--- START Entries supplied ---

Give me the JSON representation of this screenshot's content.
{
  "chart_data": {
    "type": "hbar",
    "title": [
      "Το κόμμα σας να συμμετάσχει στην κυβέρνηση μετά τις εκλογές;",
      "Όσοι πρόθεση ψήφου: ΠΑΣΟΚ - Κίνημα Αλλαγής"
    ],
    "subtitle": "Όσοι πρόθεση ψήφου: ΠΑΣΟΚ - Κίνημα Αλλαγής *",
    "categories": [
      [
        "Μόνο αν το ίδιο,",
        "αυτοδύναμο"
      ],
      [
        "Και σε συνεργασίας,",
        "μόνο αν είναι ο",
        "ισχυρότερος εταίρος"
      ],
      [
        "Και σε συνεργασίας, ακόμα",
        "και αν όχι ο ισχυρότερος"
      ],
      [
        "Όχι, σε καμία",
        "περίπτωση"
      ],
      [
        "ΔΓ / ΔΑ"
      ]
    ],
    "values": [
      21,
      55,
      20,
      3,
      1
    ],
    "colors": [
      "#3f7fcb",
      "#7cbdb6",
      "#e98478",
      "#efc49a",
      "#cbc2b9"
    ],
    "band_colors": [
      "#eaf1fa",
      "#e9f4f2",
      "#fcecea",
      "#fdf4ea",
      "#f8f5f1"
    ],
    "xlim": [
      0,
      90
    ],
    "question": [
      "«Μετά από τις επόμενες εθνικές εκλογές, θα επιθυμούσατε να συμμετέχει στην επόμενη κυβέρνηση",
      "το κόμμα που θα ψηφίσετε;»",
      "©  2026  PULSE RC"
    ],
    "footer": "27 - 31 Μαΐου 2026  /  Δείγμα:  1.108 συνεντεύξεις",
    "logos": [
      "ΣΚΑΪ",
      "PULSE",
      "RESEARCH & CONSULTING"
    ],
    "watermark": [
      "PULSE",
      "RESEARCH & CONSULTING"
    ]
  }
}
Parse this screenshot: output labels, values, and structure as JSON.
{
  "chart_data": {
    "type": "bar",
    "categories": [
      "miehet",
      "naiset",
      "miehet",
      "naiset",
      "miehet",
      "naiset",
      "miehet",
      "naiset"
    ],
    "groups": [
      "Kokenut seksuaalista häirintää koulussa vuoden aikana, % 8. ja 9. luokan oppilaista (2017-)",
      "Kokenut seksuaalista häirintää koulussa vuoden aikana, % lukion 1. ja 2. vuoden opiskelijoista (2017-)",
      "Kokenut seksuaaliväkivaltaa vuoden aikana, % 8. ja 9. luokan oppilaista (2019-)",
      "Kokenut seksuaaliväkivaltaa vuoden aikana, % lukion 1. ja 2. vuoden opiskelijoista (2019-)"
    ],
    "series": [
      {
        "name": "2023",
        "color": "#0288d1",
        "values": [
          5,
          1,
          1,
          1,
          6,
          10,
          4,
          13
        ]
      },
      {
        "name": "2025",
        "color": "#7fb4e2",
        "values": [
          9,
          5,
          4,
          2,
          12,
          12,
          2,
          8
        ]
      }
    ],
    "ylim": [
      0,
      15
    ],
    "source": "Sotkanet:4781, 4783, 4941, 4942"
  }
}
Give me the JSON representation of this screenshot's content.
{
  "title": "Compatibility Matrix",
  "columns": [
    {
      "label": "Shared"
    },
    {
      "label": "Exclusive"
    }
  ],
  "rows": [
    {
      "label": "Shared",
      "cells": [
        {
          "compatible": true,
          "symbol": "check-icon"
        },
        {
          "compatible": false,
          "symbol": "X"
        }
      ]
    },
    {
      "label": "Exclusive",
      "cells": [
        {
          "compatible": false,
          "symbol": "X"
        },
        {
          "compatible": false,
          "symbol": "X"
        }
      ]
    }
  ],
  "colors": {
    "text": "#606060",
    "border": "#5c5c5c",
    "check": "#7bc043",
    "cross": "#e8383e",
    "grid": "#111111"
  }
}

--- END Entries supplied ---

### What needs to be done:
Each entry above is to be quoted exactly.

### Written answer:
Give me the JSON representation of this screenshot's content.
{
  "chart_data": {
    "type": "hbar",
    "title": [
      "Το κόμμα σας να συμμετάσχει στην κυβέρνηση μετά τις εκλογές;",
      "Όσοι πρόθεση ψήφου: ΠΑΣΟΚ - Κίνημα Αλλαγής"
    ],
    "subtitle": "Όσοι πρόθεση ψήφου: ΠΑΣΟΚ - Κίνημα Αλλαγής *",
    "categories": [
      [
        "Μόνο αν το ίδιο,",
        "αυτοδύναμο"
      ],
      [
        "Και σε συνεργασίας,",
        "μόνο αν είναι ο",
        "ισχυρότερος εταίρος"
      ],
      [
        "Και σε συνεργασίας, ακόμα",
        "και αν όχι ο ισχυρότερος"
      ],
      [
        "Όχι, σε καμία",
        "περίπτωση"
      ],
      [
        "ΔΓ / ΔΑ"
      ]
    ],
    "values": [
      21,
      55,
      20,
      3,
      1
    ],
    "colors": [
      "#3f7fcb",
      "#7cbdb6",
      "#e98478",
      "#efc49a",
      "#cbc2b9"
    ],
    "band_colors": [
      "#eaf1fa",
      "#e9f4f2",
      "#fcecea",
      "#fdf4ea",
      "#f8f5f1"
    ],
    "xlim": [
      0,
      90
    ],
    "question": [
      "«Μετά από τις επόμενες εθνικές εκλογές, θα επιθυμούσατε να συμμετέχει στην επόμενη κυβέρνηση",
      "το κόμμα που θα ψηφίσετε;»",
      "©  2026  PULSE RC"
    ],
    "footer": "27 - 31 Μαΐου 2026  /  Δείγμα:  1.108 συνεντεύξεις",
    "logos": [
      "ΣΚΑΪ",
      "PULSE",
      "RESEARCH & CONSULTING"
    ],
    "watermark": [
      "PULSE",
      "RESEARCH & CONSULTING"
    ]
  }
}
Parse this screenshot: output labels, values, and structure as JSON.
{
  "chart_data": {
    "type": "bar",
    "categories": [
      "miehet",
      "naiset",
      "miehet",
      "naiset",
      "miehet",
      "naiset",
      "miehet",
      "naiset"
    ],
    "groups": [
      "Kokenut seksuaalista häirintää koulussa vuoden aikana, % 8. ja 9. luokan oppilaista (2017-)",
      "Kokenut seksuaalista häirintää koulussa vuoden aikana, % lukion 1. ja 2. vuoden opiskelijoista (2017-)",
      "Kokenut seksuaaliväkivaltaa vuoden aikana, % 8. ja 9. luokan oppilaista (2019-)",
      "Kokenut seksuaaliväkivaltaa vuoden aikana, % lukion 1. ja 2. vuoden opiskelijoista (2019-)"
    ],
    "series": [
      {
        "name": "2023",
        "color": "#0288d1",
        "values": [
          5,
          1,
          1,
          1,
          6,
          10,
          4,
          13
        ]
      },
      {
        "name": "2025",
        "color": "#7fb4e2",
        "values": [
          9,
          5,
          4,
          2,
          12,
          12,
          2,
          8
        ]
      }
    ],
    "ylim": [
      0,
      15
    ],
    "source": "Sotkanet:4781, 4783, 4941, 4942"
  }
}
Give me the JSON representation of this screenshot's content.
{
  "title": "Compatibility Matrix",
  "columns": [
    {
      "label": "Shared"
    },
    {
      "label": "Exclusive"
    }
  ],
  "rows": [
    {
      "label": "Shared",
      "cells": [
        {
          "compatible": true,
          "symbol": "check-icon"
        },
        {
          "compatible": false,
          "symbol": "X"
        }
      ]
    },
    {
      "label": "Exclusive",
      "cells": [
        {
          "compatible": false,
          "symbol": "X"
        },
        {
          "compatible": false,
          "symbol": "X"
        }
      ]
    }
  ],
  "colors": {
    "text": "#606060",
    "border": "#5c5c5c",
    "check": "#7bc043",
    "cross": "#e8383e",
    "grid": "#111111"
  }
}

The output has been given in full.